PROVIDED RECORDS:

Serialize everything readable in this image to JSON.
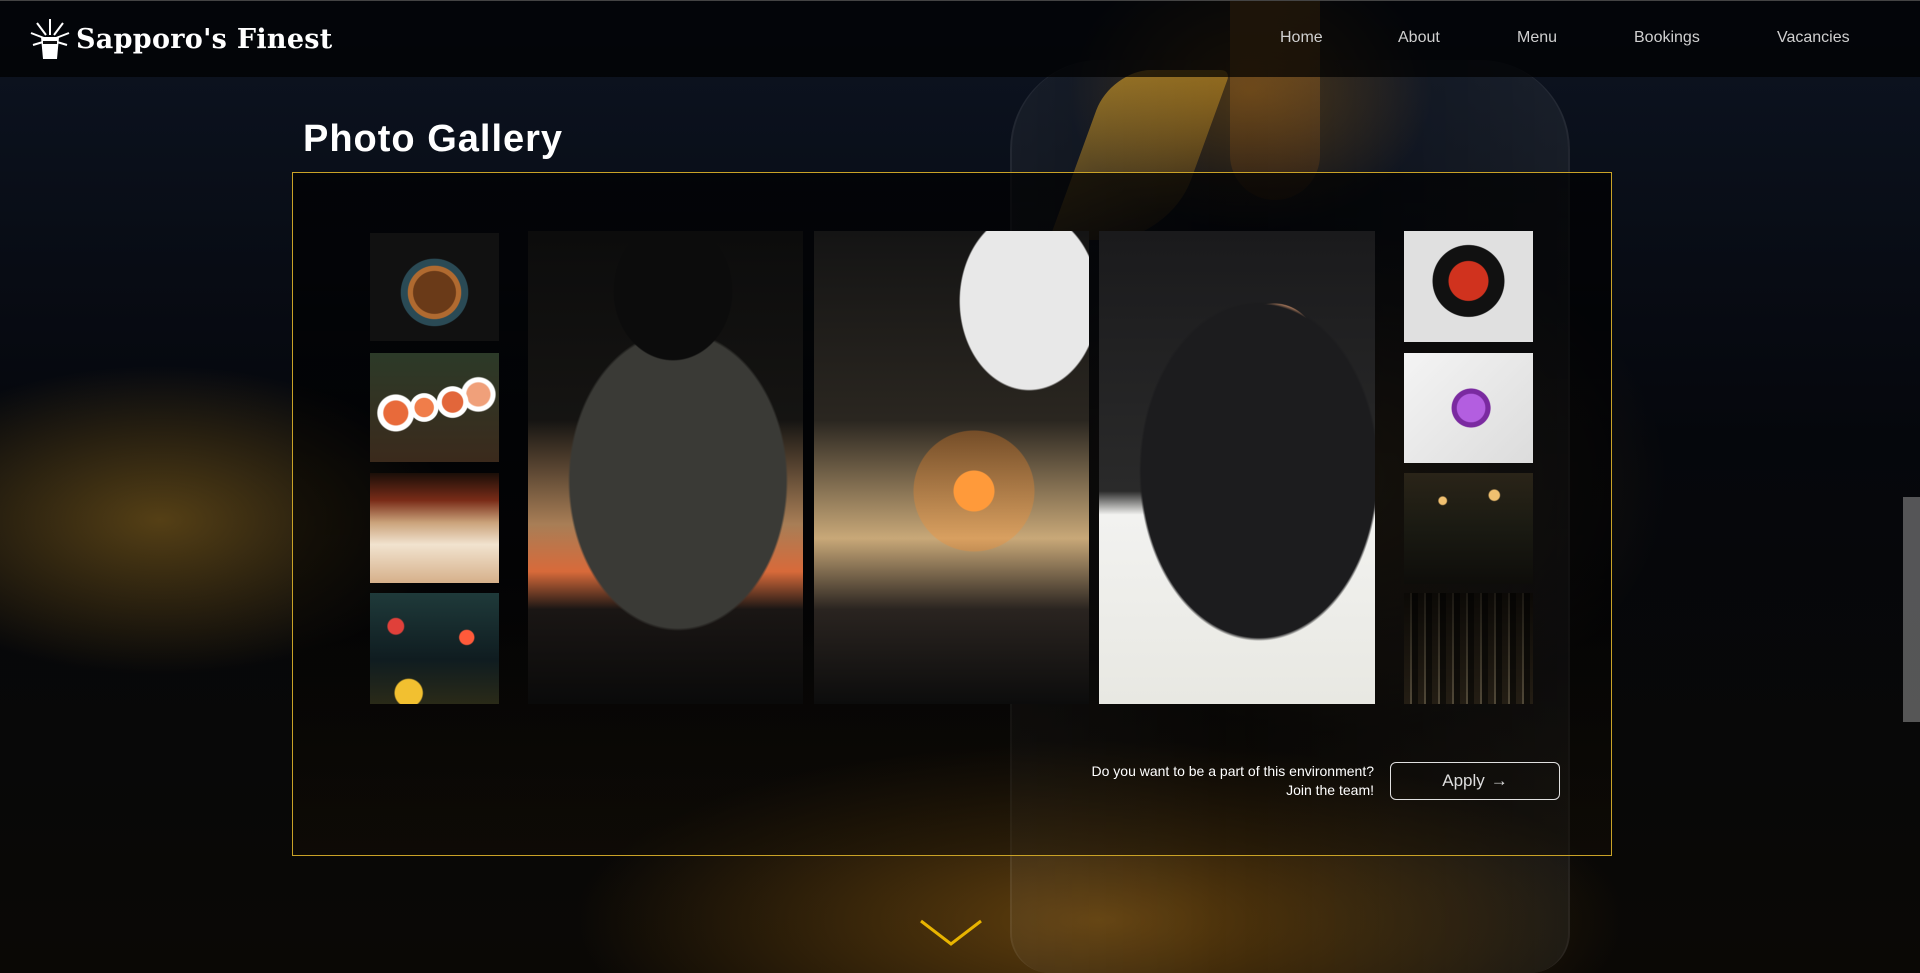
{
  "brand": {
    "name": "Sapporo's Finest",
    "logo_icon": "burst-glass-icon"
  },
  "nav": {
    "items": [
      {
        "label": "Home"
      },
      {
        "label": "About"
      },
      {
        "label": "Menu"
      },
      {
        "label": "Bookings"
      },
      {
        "label": "Vacancies"
      }
    ]
  },
  "gallery": {
    "title": "Photo Gallery",
    "accent_color": "#c9a227",
    "left_thumbs": [
      {
        "subject": "ramen bowl"
      },
      {
        "subject": "sushi rolls"
      },
      {
        "subject": "restaurant counter"
      },
      {
        "subject": "night alley"
      }
    ],
    "feature_photos": [
      {
        "subject": "chef plating at counter"
      },
      {
        "subject": "torching sushi"
      },
      {
        "subject": "chef rolling sushi"
      }
    ],
    "right_thumbs": [
      {
        "subject": "prawn bowl"
      },
      {
        "subject": "purple dessert"
      },
      {
        "subject": "dining room"
      },
      {
        "subject": "bar shelves"
      }
    ]
  },
  "recruit": {
    "line1": "Do you want to be a part of this environment?",
    "line2": "Join the team!",
    "apply_label": "Apply",
    "apply_arrow": "→"
  },
  "scroll_indicator_icon": "chevron-down-icon"
}
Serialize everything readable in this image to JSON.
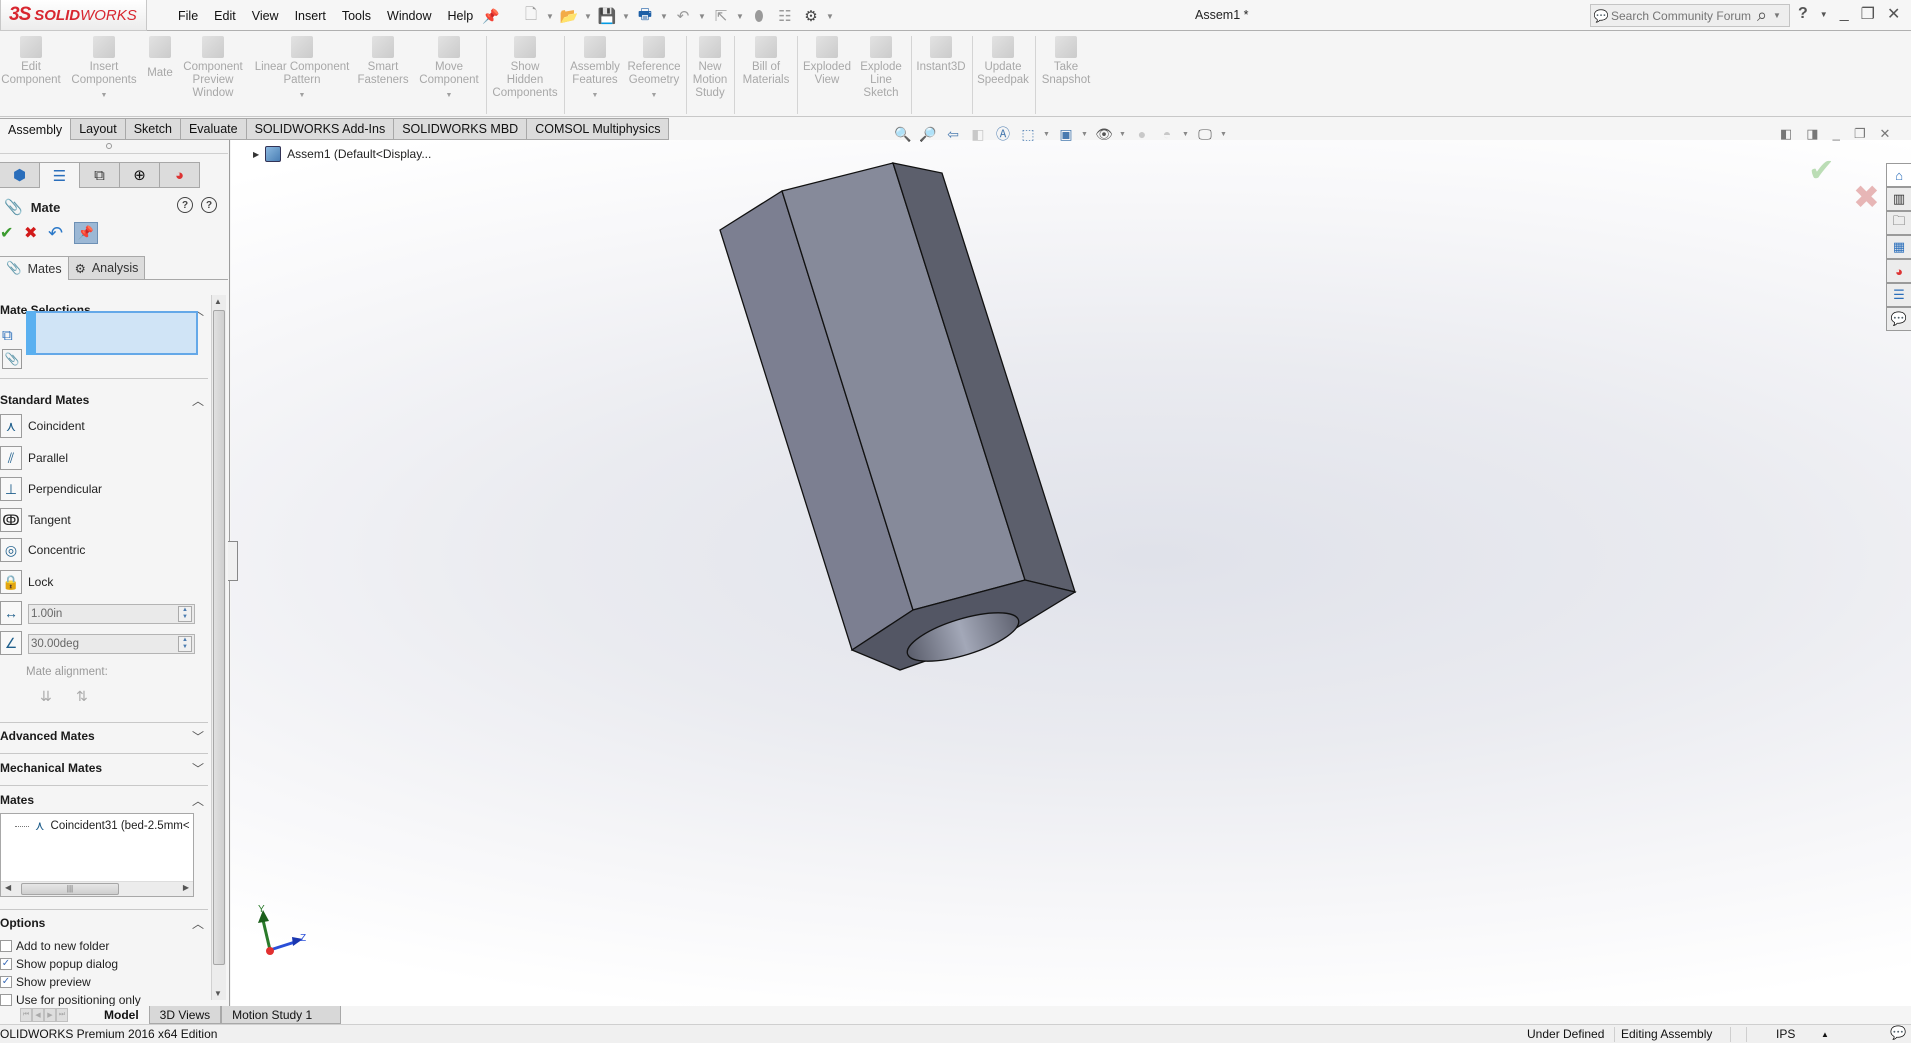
{
  "app": {
    "logo_mark": "3S",
    "logo_bold": "SOLID",
    "logo_light": "WORKS",
    "document_title": "Assem1 *"
  },
  "menubar": {
    "items": [
      "File",
      "Edit",
      "View",
      "Insert",
      "Tools",
      "Window",
      "Help"
    ]
  },
  "quick_access": {
    "icons": [
      "new-document-icon",
      "open-icon",
      "save-icon",
      "print-icon",
      "undo-icon",
      "select-icon",
      "rebuild-icon",
      "file-properties-icon",
      "options-gear-icon"
    ]
  },
  "search": {
    "placeholder": "Search Community Forum"
  },
  "window_controls": {
    "help": "?",
    "minimize": "_",
    "restore": "❐",
    "close": "✕"
  },
  "command_manager": {
    "commands": [
      {
        "label1": "Edit",
        "label2": "Component",
        "label3": "",
        "dropdown": false
      },
      {
        "label1": "Insert",
        "label2": "Components",
        "label3": "",
        "dropdown": true
      },
      {
        "label1": "Mate",
        "label2": "",
        "label3": "",
        "dropdown": false
      },
      {
        "label1": "Component",
        "label2": "Preview",
        "label3": "Window",
        "dropdown": false
      },
      {
        "label1": "Linear Component",
        "label2": "Pattern",
        "label3": "",
        "dropdown": true
      },
      {
        "label1": "Smart",
        "label2": "Fasteners",
        "label3": "",
        "dropdown": false
      },
      {
        "label1": "Move",
        "label2": "Component",
        "label3": "",
        "dropdown": true
      },
      {
        "label1": "Show",
        "label2": "Hidden",
        "label3": "Components",
        "dropdown": false
      },
      {
        "label1": "Assembly",
        "label2": "Features",
        "label3": "",
        "dropdown": true
      },
      {
        "label1": "Reference",
        "label2": "Geometry",
        "label3": "",
        "dropdown": true
      },
      {
        "label1": "New",
        "label2": "Motion",
        "label3": "Study",
        "dropdown": false
      },
      {
        "label1": "Bill of",
        "label2": "Materials",
        "label3": "",
        "dropdown": false
      },
      {
        "label1": "Exploded",
        "label2": "View",
        "label3": "",
        "dropdown": false
      },
      {
        "label1": "Explode",
        "label2": "Line",
        "label3": "Sketch",
        "dropdown": false
      },
      {
        "label1": "Instant3D",
        "label2": "",
        "label3": "",
        "dropdown": false
      },
      {
        "label1": "Update",
        "label2": "Speedpak",
        "label3": "",
        "dropdown": false
      },
      {
        "label1": "Take",
        "label2": "Snapshot",
        "label3": "",
        "dropdown": false
      }
    ]
  },
  "tabs": [
    {
      "label": "Assembly",
      "active": true
    },
    {
      "label": "Layout",
      "active": false
    },
    {
      "label": "Sketch",
      "active": false
    },
    {
      "label": "Evaluate",
      "active": false
    },
    {
      "label": "SOLIDWORKS Add-Ins",
      "active": false
    },
    {
      "label": "SOLIDWORKS MBD",
      "active": false
    },
    {
      "label": "COMSOL Multiphysics",
      "active": false
    }
  ],
  "feature_tree": {
    "root_label": "Assem1  (Default<Display..."
  },
  "property_manager": {
    "title": "Mate",
    "subtabs": [
      {
        "label": "Mates",
        "active": true
      },
      {
        "label": "Analysis",
        "active": false
      }
    ],
    "mate_selections": {
      "header": "Mate Selections"
    },
    "standard_mates": {
      "header": "Standard Mates",
      "items": [
        "Coincident",
        "Parallel",
        "Perpendicular",
        "Tangent",
        "Concentric",
        "Lock"
      ],
      "distance_value": "1.00in",
      "angle_value": "30.00deg",
      "alignment_label": "Mate alignment:"
    },
    "advanced_mates": {
      "header": "Advanced Mates"
    },
    "mechanical_mates": {
      "header": "Mechanical Mates"
    },
    "mates": {
      "header": "Mates",
      "items": [
        "Coincident31 (bed-2.5mm<"
      ]
    },
    "options": {
      "header": "Options",
      "checkboxes": [
        {
          "label": "Add to new folder",
          "checked": false
        },
        {
          "label": "Show popup dialog",
          "checked": true
        },
        {
          "label": "Show preview",
          "checked": true
        },
        {
          "label": "Use for positioning only",
          "checked": false
        }
      ]
    }
  },
  "bottom_tabs": [
    {
      "label": "Model",
      "active": true
    },
    {
      "label": "3D Views",
      "active": false
    },
    {
      "label": "Motion Study 1",
      "active": false
    }
  ],
  "status_bar": {
    "product": "OLIDWORKS Premium 2016 x64 Edition",
    "definition": "Under Defined",
    "mode": "Editing Assembly",
    "units": "IPS"
  },
  "triad": {
    "y": "Y",
    "z": "Z"
  },
  "colors": {
    "brand_red": "#d8262f",
    "selection_blue": "#d0e4f6",
    "model_face_light": "#868a9a",
    "model_face_mid": "#7c7f91",
    "model_face_dark": "#5c5f6c"
  }
}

WORK TO BE COMPLETED: Only the number is wanted: how many lines in the data include the string "bowl"?

ANSWER TO THE TASK: 2